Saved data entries
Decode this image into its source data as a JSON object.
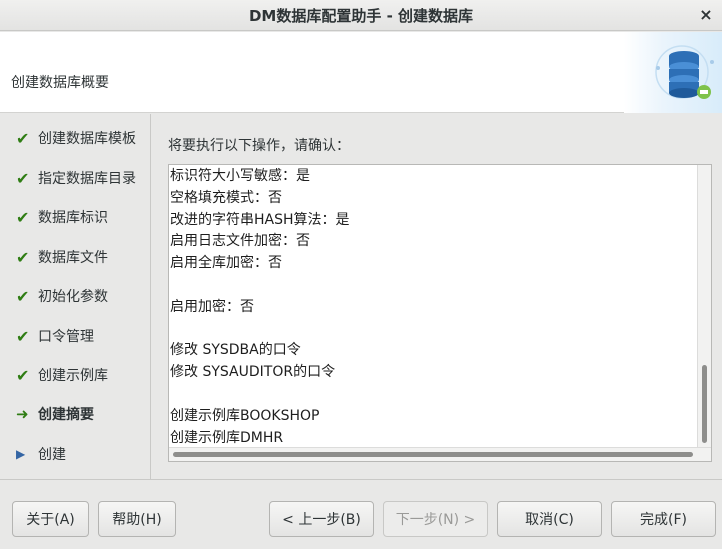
{
  "window": {
    "title": "DM数据库配置助手 - 创建数据库",
    "close_label": "×"
  },
  "header": {
    "title": "创建数据库概要",
    "logo_icon": "database-settings-icon"
  },
  "sidebar": {
    "steps": [
      {
        "label": "创建数据库模板",
        "status": "done"
      },
      {
        "label": "指定数据库目录",
        "status": "done"
      },
      {
        "label": "数据库标识",
        "status": "done"
      },
      {
        "label": "数据库文件",
        "status": "done"
      },
      {
        "label": "初始化参数",
        "status": "done"
      },
      {
        "label": "口令管理",
        "status": "done"
      },
      {
        "label": "创建示例库",
        "status": "done"
      },
      {
        "label": "创建摘要",
        "status": "current"
      },
      {
        "label": "创建",
        "status": "pending"
      }
    ],
    "marks": {
      "done": "✔",
      "current": "➜",
      "pending": "▶"
    }
  },
  "main": {
    "confirm_label": "将要执行以下操作，请确认：",
    "lines": [
      "标识符大小写敏感：是",
      "空格填充模式：否",
      "改进的字符串HASH算法：是",
      "启用日志文件加密：否",
      "启用全库加密：否",
      "",
      "启用加密：否",
      "",
      "修改 SYSDBA的口令",
      "修改 SYSAUDITOR的口令",
      "",
      "创建示例库BOOKSHOP",
      "创建示例库DMHR"
    ]
  },
  "footer": {
    "about_label": "关于(A)",
    "help_label": "帮助(H)",
    "prev_label": "< 上一步(B)",
    "next_label": "下一步(N) >",
    "cancel_label": "取消(C)",
    "finish_label": "完成(F)"
  },
  "colors": {
    "check": "#2f7d14",
    "pending_triangle": "#3465a4",
    "background": "#e8e8e7"
  }
}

**REQUIREMENTS**
Give the data above again in full and unchanged, skipping the pictures.

**TASK OUTPUT**
Decode this image into its source data as a JSON object.
{
  "window": {
    "title": "DM数据库配置助手 - 创建数据库",
    "close_label": "×"
  },
  "header": {
    "title": "创建数据库概要",
    "logo_icon": "database-settings-icon"
  },
  "sidebar": {
    "steps": [
      {
        "label": "创建数据库模板",
        "status": "done"
      },
      {
        "label": "指定数据库目录",
        "status": "done"
      },
      {
        "label": "数据库标识",
        "status": "done"
      },
      {
        "label": "数据库文件",
        "status": "done"
      },
      {
        "label": "初始化参数",
        "status": "done"
      },
      {
        "label": "口令管理",
        "status": "done"
      },
      {
        "label": "创建示例库",
        "status": "done"
      },
      {
        "label": "创建摘要",
        "status": "current"
      },
      {
        "label": "创建",
        "status": "pending"
      }
    ],
    "marks": {
      "done": "✔",
      "current": "➜",
      "pending": "▶"
    }
  },
  "main": {
    "confirm_label": "将要执行以下操作，请确认：",
    "lines": [
      "标识符大小写敏感：是",
      "空格填充模式：否",
      "改进的字符串HASH算法：是",
      "启用日志文件加密：否",
      "启用全库加密：否",
      "",
      "启用加密：否",
      "",
      "修改 SYSDBA的口令",
      "修改 SYSAUDITOR的口令",
      "",
      "创建示例库BOOKSHOP",
      "创建示例库DMHR"
    ]
  },
  "footer": {
    "about_label": "关于(A)",
    "help_label": "帮助(H)",
    "prev_label": "< 上一步(B)",
    "next_label": "下一步(N) >",
    "cancel_label": "取消(C)",
    "finish_label": "完成(F)"
  },
  "colors": {
    "check": "#2f7d14",
    "pending_triangle": "#3465a4",
    "background": "#e8e8e7"
  }
}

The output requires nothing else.